(Exercise requirements)
Every entry below should be repeated exactly; the pictures should not.

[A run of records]

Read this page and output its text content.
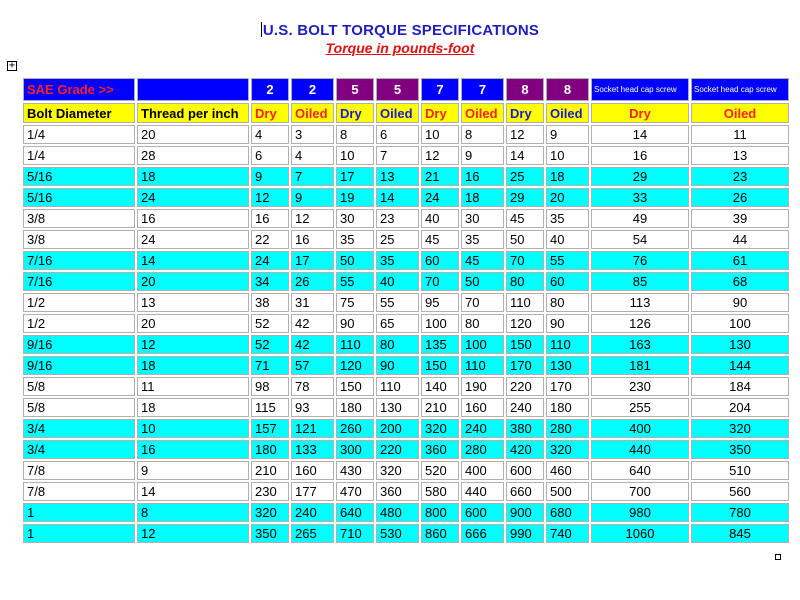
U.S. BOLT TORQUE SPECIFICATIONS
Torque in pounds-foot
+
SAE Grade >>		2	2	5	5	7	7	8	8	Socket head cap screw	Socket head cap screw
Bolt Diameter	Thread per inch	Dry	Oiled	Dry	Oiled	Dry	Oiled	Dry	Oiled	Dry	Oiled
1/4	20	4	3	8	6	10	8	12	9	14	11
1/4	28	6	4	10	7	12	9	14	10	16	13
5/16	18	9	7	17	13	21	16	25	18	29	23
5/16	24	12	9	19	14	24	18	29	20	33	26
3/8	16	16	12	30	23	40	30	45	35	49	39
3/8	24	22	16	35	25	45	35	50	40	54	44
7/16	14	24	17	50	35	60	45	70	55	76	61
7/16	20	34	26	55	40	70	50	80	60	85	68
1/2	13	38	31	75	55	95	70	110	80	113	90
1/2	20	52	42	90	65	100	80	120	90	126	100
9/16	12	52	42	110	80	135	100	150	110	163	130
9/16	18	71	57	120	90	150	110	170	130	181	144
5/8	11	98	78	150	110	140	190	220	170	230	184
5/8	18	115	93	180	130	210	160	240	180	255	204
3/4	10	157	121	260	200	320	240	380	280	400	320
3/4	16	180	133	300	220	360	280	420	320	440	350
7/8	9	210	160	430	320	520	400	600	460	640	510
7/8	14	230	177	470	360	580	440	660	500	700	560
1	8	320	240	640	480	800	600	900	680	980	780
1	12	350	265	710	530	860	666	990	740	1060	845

(The solution)
Read this page and output its text content.
U.S. BOLT TORQUE SPECIFICATIONS
Torque in pounds-foot
+
SAE Grade >>		2	2	5	5	7	7	8	8	Socket head cap screw	Socket head cap screw
Bolt Diameter	Thread per inch	Dry	Oiled	Dry	Oiled	Dry	Oiled	Dry	Oiled	Dry	Oiled
1/4	20	4	3	8	6	10	8	12	9	14	11
1/4	28	6	4	10	7	12	9	14	10	16	13
5/16	18	9	7	17	13	21	16	25	18	29	23
5/16	24	12	9	19	14	24	18	29	20	33	26
3/8	16	16	12	30	23	40	30	45	35	49	39
3/8	24	22	16	35	25	45	35	50	40	54	44
7/16	14	24	17	50	35	60	45	70	55	76	61
7/16	20	34	26	55	40	70	50	80	60	85	68
1/2	13	38	31	75	55	95	70	110	80	113	90
1/2	20	52	42	90	65	100	80	120	90	126	100
9/16	12	52	42	110	80	135	100	150	110	163	130
9/16	18	71	57	120	90	150	110	170	130	181	144
5/8	11	98	78	150	110	140	190	220	170	230	184
5/8	18	115	93	180	130	210	160	240	180	255	204
3/4	10	157	121	260	200	320	240	380	280	400	320
3/4	16	180	133	300	220	360	280	420	320	440	350
7/8	9	210	160	430	320	520	400	600	460	640	510
7/8	14	230	177	470	360	580	440	660	500	700	560
1	8	320	240	640	480	800	600	900	680	980	780
1	12	350	265	710	530	860	666	990	740	1060	845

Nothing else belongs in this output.